# Exercise directions
Tally the lines of the material below that contain the string "marker", and give only the number.

# Data rows
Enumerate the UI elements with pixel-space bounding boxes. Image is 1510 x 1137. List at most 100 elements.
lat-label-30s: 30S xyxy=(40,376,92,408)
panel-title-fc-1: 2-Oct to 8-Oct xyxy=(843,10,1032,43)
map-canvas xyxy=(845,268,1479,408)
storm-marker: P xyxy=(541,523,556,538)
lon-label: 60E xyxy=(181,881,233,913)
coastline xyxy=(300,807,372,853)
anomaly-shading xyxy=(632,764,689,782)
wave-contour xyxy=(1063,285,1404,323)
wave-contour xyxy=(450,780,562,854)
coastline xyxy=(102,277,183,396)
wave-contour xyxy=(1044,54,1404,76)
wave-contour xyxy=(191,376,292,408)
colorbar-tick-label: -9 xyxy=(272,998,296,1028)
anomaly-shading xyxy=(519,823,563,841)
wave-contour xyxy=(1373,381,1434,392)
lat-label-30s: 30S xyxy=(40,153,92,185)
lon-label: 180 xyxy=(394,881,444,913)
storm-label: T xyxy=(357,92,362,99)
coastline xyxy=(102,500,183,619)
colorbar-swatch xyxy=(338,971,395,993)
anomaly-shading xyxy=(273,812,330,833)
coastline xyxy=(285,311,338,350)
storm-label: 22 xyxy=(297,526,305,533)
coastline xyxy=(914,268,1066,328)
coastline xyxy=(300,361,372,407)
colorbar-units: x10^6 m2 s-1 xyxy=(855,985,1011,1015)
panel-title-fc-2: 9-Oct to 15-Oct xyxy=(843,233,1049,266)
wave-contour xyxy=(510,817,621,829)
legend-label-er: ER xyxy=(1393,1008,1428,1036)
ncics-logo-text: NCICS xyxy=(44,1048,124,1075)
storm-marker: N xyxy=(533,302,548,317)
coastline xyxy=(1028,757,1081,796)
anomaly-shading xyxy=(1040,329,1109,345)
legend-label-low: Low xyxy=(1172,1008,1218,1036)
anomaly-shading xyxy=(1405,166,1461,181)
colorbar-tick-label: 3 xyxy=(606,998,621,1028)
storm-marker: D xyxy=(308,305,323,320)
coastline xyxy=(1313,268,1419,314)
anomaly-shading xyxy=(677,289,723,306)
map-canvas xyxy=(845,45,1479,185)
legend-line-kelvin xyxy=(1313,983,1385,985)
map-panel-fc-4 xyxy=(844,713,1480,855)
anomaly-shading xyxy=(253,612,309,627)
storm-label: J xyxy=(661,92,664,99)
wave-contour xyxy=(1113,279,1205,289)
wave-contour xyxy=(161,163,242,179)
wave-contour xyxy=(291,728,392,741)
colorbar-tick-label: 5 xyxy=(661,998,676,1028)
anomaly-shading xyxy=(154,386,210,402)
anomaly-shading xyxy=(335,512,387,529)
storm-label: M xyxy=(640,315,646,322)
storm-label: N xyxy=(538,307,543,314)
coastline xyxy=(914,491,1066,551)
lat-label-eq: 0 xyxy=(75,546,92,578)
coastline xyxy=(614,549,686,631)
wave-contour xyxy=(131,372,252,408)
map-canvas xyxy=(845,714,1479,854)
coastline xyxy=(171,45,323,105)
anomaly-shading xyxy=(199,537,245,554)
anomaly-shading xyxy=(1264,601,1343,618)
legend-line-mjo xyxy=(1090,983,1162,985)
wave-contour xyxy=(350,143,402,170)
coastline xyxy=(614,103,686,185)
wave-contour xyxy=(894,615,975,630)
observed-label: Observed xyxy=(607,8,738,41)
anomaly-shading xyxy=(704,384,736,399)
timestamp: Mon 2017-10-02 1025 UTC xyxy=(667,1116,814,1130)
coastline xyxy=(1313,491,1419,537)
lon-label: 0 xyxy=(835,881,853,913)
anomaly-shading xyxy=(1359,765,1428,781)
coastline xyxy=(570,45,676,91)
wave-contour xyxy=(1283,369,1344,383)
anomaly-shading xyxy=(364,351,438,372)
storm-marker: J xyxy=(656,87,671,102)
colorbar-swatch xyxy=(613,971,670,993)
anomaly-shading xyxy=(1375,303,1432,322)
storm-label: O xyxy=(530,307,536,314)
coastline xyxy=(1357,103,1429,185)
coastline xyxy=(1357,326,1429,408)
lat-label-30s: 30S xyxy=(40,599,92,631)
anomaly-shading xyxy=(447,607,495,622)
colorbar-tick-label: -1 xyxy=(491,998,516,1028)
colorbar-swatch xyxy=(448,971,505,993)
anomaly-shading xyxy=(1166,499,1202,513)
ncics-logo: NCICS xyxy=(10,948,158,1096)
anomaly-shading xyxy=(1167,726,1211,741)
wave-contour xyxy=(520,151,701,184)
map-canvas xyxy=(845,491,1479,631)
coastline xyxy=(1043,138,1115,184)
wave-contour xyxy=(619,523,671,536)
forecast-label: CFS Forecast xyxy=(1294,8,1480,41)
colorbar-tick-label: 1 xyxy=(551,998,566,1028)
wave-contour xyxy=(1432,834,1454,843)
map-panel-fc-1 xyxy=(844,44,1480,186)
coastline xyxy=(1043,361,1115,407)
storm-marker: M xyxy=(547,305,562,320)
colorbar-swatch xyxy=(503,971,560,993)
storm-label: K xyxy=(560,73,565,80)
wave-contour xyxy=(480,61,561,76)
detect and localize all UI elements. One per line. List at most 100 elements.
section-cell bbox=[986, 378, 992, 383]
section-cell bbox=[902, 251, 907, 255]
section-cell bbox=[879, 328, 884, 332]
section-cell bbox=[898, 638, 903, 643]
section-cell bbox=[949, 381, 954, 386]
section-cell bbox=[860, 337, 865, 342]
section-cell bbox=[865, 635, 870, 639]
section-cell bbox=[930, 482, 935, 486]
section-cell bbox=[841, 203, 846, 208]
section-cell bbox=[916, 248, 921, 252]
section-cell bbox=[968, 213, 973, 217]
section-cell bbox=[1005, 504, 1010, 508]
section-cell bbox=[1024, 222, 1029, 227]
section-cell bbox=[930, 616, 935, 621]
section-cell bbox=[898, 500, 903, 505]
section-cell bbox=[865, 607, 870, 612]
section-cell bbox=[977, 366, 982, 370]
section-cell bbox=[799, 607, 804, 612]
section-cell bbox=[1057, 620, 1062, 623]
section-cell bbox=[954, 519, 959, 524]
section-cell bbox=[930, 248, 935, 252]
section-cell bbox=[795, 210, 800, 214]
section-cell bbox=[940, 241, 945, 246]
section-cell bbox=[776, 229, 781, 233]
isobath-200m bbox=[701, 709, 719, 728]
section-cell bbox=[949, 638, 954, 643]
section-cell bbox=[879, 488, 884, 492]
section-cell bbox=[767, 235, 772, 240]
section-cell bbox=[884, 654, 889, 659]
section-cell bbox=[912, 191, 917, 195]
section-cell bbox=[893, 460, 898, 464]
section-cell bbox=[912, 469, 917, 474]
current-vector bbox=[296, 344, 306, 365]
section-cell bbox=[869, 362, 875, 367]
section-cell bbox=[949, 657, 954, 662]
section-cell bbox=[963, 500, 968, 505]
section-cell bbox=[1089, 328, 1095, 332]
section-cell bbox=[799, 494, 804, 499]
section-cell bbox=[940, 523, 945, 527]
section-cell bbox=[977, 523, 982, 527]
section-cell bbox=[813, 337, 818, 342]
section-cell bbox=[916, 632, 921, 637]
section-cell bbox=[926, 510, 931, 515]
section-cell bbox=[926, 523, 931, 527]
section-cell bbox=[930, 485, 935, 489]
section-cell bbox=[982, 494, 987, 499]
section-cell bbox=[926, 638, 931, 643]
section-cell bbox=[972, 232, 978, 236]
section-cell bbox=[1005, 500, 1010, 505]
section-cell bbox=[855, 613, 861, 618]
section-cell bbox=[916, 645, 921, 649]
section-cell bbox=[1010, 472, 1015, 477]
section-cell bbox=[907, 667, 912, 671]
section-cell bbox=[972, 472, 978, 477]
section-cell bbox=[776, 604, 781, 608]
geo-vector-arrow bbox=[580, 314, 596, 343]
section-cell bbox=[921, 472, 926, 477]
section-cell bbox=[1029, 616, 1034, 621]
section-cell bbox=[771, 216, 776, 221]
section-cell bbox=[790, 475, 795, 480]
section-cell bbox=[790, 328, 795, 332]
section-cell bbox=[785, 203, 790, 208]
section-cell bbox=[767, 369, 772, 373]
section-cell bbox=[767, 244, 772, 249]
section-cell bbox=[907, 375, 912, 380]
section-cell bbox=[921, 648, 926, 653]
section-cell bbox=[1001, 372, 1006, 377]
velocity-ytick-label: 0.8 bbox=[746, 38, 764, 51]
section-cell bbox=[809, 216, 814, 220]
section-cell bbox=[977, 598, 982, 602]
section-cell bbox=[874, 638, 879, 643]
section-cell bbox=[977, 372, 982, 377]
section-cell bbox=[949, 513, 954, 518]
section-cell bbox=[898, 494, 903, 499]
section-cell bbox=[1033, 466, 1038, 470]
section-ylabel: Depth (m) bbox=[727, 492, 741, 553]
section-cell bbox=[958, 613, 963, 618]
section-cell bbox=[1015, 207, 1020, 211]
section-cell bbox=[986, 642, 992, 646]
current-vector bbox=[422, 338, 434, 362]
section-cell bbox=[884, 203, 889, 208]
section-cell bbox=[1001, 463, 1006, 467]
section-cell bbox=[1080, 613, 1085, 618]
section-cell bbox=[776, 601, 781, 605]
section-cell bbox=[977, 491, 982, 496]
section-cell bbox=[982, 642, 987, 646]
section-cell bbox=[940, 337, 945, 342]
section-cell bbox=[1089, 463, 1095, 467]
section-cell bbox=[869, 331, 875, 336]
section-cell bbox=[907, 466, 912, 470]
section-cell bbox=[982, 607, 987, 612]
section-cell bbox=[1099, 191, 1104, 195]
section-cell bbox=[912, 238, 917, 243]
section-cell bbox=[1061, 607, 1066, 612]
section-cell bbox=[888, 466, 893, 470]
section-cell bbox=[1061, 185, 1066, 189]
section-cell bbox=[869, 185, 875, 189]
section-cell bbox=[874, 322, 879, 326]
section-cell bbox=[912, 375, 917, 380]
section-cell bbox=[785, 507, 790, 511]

# Solution for this problem
5